JOB —
All material below is to be reproduced exactly.

Dataset rows about figures:

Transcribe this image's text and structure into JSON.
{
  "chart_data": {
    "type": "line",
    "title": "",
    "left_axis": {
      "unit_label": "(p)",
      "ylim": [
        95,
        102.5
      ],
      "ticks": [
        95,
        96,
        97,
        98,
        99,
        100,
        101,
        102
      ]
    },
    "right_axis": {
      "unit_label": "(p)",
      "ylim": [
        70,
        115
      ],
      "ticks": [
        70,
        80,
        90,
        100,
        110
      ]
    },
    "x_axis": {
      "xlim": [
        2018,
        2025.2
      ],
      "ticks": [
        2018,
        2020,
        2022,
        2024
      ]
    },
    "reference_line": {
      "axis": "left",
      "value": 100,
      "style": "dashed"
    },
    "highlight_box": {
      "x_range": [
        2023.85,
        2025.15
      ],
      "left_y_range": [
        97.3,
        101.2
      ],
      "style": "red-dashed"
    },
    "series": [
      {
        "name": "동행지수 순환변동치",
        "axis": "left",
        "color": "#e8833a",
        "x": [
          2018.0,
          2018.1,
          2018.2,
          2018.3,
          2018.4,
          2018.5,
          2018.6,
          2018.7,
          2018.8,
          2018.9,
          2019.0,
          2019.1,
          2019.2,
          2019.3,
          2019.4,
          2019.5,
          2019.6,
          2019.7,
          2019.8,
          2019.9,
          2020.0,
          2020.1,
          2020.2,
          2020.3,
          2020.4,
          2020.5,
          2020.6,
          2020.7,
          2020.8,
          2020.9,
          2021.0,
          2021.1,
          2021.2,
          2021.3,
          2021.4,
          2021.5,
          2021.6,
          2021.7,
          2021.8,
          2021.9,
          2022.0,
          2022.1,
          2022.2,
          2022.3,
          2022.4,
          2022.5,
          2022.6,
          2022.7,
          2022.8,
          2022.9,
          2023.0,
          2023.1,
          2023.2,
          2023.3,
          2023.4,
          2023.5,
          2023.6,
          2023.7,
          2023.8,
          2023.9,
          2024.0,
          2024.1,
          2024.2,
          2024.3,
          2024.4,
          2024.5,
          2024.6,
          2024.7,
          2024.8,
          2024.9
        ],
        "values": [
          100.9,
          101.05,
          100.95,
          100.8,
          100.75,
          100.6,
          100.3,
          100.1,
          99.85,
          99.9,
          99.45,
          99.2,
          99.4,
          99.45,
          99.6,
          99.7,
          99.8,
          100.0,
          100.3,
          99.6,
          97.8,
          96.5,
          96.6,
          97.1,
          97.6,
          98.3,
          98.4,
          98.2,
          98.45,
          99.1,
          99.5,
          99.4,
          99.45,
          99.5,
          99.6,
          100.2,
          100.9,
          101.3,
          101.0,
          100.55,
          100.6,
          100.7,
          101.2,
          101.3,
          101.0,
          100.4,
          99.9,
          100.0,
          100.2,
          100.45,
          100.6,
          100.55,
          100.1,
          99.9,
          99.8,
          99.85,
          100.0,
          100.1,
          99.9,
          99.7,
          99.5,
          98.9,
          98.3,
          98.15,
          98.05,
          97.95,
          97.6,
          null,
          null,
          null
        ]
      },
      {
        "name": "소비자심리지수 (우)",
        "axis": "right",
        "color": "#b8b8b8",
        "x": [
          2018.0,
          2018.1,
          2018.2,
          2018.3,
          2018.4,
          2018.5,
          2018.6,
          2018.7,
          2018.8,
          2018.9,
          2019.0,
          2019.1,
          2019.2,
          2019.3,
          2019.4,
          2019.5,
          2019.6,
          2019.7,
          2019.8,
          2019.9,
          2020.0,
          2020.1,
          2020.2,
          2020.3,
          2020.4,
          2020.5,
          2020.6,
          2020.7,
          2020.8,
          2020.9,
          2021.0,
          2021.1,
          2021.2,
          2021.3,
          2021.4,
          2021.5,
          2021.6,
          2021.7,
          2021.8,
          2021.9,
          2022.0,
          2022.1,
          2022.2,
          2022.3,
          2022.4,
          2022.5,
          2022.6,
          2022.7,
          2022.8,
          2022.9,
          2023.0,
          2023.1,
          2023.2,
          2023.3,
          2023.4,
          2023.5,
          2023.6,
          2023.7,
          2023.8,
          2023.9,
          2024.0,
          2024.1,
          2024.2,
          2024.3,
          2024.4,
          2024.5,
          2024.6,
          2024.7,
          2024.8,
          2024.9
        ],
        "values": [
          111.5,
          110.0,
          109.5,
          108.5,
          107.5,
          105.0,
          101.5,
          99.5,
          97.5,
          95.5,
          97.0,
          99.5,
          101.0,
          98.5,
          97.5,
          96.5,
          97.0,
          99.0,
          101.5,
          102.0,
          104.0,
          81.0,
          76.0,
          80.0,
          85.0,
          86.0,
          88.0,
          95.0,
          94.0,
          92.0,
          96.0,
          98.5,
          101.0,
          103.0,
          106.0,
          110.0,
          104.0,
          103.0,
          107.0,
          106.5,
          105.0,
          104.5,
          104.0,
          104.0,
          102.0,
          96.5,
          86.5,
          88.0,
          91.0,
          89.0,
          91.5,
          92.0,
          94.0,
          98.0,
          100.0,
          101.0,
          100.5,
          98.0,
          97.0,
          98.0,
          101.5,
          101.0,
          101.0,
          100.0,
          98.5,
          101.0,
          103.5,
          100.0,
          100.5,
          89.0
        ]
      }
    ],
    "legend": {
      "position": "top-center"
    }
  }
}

THE COMPLETED TASK —
Transcribe this image's text and structure into JSON.
{
  "chart_data": {
    "type": "line",
    "title": "",
    "left_axis": {
      "unit_label": "(p)",
      "ylim": [
        95,
        102.5
      ],
      "ticks": [
        95,
        96,
        97,
        98,
        99,
        100,
        101,
        102
      ]
    },
    "right_axis": {
      "unit_label": "(p)",
      "ylim": [
        70,
        115
      ],
      "ticks": [
        70,
        80,
        90,
        100,
        110
      ]
    },
    "x_axis": {
      "xlim": [
        2018,
        2025.2
      ],
      "ticks": [
        2018,
        2020,
        2022,
        2024
      ]
    },
    "reference_line": {
      "axis": "left",
      "value": 100,
      "style": "dashed"
    },
    "highlight_box": {
      "x_range": [
        2023.85,
        2025.15
      ],
      "left_y_range": [
        97.3,
        101.2
      ],
      "style": "red-dashed"
    },
    "series": [
      {
        "name": "동행지수 순환변동치",
        "axis": "left",
        "color": "#e8833a",
        "x": [
          2018.0,
          2018.1,
          2018.2,
          2018.3,
          2018.4,
          2018.5,
          2018.6,
          2018.7,
          2018.8,
          2018.9,
          2019.0,
          2019.1,
          2019.2,
          2019.3,
          2019.4,
          2019.5,
          2019.6,
          2019.7,
          2019.8,
          2019.9,
          2020.0,
          2020.1,
          2020.2,
          2020.3,
          2020.4,
          2020.5,
          2020.6,
          2020.7,
          2020.8,
          2020.9,
          2021.0,
          2021.1,
          2021.2,
          2021.3,
          2021.4,
          2021.5,
          2021.6,
          2021.7,
          2021.8,
          2021.9,
          2022.0,
          2022.1,
          2022.2,
          2022.3,
          2022.4,
          2022.5,
          2022.6,
          2022.7,
          2022.8,
          2022.9,
          2023.0,
          2023.1,
          2023.2,
          2023.3,
          2023.4,
          2023.5,
          2023.6,
          2023.7,
          2023.8,
          2023.9,
          2024.0,
          2024.1,
          2024.2,
          2024.3,
          2024.4,
          2024.5,
          2024.6,
          2024.7,
          2024.8,
          2024.9
        ],
        "values": [
          100.9,
          101.05,
          100.95,
          100.8,
          100.75,
          100.6,
          100.3,
          100.1,
          99.85,
          99.9,
          99.45,
          99.2,
          99.4,
          99.45,
          99.6,
          99.7,
          99.8,
          100.0,
          100.3,
          99.6,
          97.8,
          96.5,
          96.6,
          97.1,
          97.6,
          98.3,
          98.4,
          98.2,
          98.45,
          99.1,
          99.5,
          99.4,
          99.45,
          99.5,
          99.6,
          100.2,
          100.9,
          101.3,
          101.0,
          100.55,
          100.6,
          100.7,
          101.2,
          101.3,
          101.0,
          100.4,
          99.9,
          100.0,
          100.2,
          100.45,
          100.6,
          100.55,
          100.1,
          99.9,
          99.8,
          99.85,
          100.0,
          100.1,
          99.9,
          99.7,
          99.5,
          98.9,
          98.3,
          98.15,
          98.05,
          97.95,
          97.6,
          null,
          null,
          null
        ]
      },
      {
        "name": "소비자심리지수 (우)",
        "axis": "right",
        "color": "#b8b8b8",
        "x": [
          2018.0,
          2018.1,
          2018.2,
          2018.3,
          2018.4,
          2018.5,
          2018.6,
          2018.7,
          2018.8,
          2018.9,
          2019.0,
          2019.1,
          2019.2,
          2019.3,
          2019.4,
          2019.5,
          2019.6,
          2019.7,
          2019.8,
          2019.9,
          2020.0,
          2020.1,
          2020.2,
          2020.3,
          2020.4,
          2020.5,
          2020.6,
          2020.7,
          2020.8,
          2020.9,
          2021.0,
          2021.1,
          2021.2,
          2021.3,
          2021.4,
          2021.5,
          2021.6,
          2021.7,
          2021.8,
          2021.9,
          2022.0,
          2022.1,
          2022.2,
          2022.3,
          2022.4,
          2022.5,
          2022.6,
          2022.7,
          2022.8,
          2022.9,
          2023.0,
          2023.1,
          2023.2,
          2023.3,
          2023.4,
          2023.5,
          2023.6,
          2023.7,
          2023.8,
          2023.9,
          2024.0,
          2024.1,
          2024.2,
          2024.3,
          2024.4,
          2024.5,
          2024.6,
          2024.7,
          2024.8,
          2024.9
        ],
        "values": [
          111.5,
          110.0,
          109.5,
          108.5,
          107.5,
          105.0,
          101.5,
          99.5,
          97.5,
          95.5,
          97.0,
          99.5,
          101.0,
          98.5,
          97.5,
          96.5,
          97.0,
          99.0,
          101.5,
          102.0,
          104.0,
          81.0,
          76.0,
          80.0,
          85.0,
          86.0,
          88.0,
          95.0,
          94.0,
          92.0,
          96.0,
          98.5,
          101.0,
          103.0,
          106.0,
          110.0,
          104.0,
          103.0,
          107.0,
          106.5,
          105.0,
          104.5,
          104.0,
          104.0,
          102.0,
          96.5,
          86.5,
          88.0,
          91.0,
          89.0,
          91.5,
          92.0,
          94.0,
          98.0,
          100.0,
          101.0,
          100.5,
          98.0,
          97.0,
          98.0,
          101.5,
          101.0,
          101.0,
          100.0,
          98.5,
          101.0,
          103.5,
          100.0,
          100.5,
          89.0
        ]
      }
    ],
    "legend": {
      "position": "top-center"
    }
  }
}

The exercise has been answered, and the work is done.